What you should do.
Using the records below, give the number of lines where the word "limb" appears, with no further output.

— Start of Provided data —

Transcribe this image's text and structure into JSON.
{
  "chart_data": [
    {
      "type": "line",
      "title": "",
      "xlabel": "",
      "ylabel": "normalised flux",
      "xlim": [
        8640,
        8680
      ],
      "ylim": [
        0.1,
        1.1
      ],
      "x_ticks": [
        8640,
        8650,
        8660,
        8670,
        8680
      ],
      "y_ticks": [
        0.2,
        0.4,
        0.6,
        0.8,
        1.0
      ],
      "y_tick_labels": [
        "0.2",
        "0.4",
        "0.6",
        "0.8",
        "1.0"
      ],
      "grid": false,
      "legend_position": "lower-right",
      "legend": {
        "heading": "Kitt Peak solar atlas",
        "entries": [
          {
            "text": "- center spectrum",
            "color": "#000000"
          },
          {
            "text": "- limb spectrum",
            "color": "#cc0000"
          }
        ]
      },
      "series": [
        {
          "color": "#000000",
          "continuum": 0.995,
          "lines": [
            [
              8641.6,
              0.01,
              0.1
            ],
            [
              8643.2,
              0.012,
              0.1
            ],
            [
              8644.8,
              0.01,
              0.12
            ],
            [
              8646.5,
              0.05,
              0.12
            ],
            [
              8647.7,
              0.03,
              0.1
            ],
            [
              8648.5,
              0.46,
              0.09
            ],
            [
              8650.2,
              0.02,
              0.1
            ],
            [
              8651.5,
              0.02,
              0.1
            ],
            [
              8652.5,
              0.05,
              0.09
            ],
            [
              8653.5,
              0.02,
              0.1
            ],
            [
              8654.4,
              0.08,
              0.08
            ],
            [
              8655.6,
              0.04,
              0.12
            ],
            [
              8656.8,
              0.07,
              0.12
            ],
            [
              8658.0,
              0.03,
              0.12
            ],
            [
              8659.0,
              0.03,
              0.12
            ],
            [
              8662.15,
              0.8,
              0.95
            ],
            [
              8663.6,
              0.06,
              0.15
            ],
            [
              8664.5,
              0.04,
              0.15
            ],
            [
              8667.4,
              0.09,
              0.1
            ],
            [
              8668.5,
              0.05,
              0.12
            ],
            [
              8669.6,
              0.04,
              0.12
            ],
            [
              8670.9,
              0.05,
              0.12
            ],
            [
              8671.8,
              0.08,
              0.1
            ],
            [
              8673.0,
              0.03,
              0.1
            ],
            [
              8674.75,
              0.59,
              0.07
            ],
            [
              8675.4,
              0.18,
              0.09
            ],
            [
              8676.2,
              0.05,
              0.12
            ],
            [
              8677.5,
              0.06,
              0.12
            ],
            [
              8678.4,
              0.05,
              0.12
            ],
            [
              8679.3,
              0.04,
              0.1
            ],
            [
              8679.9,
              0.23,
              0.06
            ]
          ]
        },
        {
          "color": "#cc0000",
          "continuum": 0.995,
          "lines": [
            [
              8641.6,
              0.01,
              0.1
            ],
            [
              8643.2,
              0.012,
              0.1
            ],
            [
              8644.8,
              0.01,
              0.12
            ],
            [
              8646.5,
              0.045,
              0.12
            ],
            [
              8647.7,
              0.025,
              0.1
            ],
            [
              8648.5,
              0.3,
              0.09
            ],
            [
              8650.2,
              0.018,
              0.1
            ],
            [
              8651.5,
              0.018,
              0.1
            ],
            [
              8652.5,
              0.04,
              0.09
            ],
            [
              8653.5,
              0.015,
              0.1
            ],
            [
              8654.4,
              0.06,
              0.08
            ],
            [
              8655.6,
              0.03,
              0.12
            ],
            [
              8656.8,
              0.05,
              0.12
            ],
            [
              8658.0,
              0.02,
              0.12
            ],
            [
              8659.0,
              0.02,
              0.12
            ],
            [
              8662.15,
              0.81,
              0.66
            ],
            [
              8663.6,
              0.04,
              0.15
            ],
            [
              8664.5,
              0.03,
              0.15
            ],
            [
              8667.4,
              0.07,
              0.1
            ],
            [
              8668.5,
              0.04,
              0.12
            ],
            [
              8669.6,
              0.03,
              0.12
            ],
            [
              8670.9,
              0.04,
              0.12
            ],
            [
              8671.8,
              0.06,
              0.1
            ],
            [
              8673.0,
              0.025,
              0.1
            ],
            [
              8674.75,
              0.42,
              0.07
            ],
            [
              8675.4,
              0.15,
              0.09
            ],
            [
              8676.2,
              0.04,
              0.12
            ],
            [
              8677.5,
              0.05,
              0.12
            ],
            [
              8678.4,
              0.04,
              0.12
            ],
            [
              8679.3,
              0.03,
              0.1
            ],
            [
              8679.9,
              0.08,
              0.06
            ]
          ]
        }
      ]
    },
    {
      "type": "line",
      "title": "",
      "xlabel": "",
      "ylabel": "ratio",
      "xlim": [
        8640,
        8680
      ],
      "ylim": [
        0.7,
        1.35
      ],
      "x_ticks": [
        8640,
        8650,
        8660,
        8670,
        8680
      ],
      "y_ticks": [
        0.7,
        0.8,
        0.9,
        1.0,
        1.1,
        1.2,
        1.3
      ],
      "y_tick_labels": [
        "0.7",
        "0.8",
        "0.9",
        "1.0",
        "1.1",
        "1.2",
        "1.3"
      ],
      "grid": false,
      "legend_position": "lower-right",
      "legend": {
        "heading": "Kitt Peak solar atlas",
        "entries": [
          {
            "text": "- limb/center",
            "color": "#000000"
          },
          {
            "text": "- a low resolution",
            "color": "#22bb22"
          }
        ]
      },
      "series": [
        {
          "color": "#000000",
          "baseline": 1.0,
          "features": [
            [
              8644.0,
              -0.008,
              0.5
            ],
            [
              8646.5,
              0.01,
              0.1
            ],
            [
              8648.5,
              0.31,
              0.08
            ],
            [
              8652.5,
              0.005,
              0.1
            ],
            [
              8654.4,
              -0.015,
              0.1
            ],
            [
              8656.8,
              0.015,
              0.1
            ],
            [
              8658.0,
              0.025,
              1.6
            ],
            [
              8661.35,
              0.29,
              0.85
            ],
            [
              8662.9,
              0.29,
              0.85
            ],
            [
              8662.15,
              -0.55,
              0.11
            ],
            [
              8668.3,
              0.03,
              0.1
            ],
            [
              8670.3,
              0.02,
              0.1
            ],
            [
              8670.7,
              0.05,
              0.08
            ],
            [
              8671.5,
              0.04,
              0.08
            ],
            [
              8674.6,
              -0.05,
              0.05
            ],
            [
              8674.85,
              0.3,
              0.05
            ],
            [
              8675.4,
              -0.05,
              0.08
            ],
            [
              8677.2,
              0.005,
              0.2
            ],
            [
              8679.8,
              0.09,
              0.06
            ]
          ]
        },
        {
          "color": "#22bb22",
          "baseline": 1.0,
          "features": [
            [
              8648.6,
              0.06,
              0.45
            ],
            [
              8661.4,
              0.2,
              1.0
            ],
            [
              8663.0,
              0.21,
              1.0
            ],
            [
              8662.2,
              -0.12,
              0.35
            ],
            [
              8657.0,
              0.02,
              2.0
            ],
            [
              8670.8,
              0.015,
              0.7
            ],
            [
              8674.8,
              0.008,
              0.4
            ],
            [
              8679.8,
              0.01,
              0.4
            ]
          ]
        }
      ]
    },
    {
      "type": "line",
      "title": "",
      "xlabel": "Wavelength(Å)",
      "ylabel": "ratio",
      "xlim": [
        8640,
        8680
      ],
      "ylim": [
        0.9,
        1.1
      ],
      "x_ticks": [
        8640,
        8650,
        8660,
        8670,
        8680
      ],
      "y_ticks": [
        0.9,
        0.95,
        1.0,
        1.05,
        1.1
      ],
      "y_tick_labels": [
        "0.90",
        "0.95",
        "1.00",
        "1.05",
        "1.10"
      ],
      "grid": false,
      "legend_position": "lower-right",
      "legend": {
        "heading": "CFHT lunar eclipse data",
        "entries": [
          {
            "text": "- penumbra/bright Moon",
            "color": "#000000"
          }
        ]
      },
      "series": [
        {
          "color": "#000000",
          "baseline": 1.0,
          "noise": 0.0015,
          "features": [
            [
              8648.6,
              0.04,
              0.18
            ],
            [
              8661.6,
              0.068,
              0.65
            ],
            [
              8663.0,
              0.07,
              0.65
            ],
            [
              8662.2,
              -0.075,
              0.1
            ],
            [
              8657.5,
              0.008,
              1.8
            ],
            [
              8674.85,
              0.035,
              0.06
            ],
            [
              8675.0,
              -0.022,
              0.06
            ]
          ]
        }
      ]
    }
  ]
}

— End of Provided data —

Answer.
2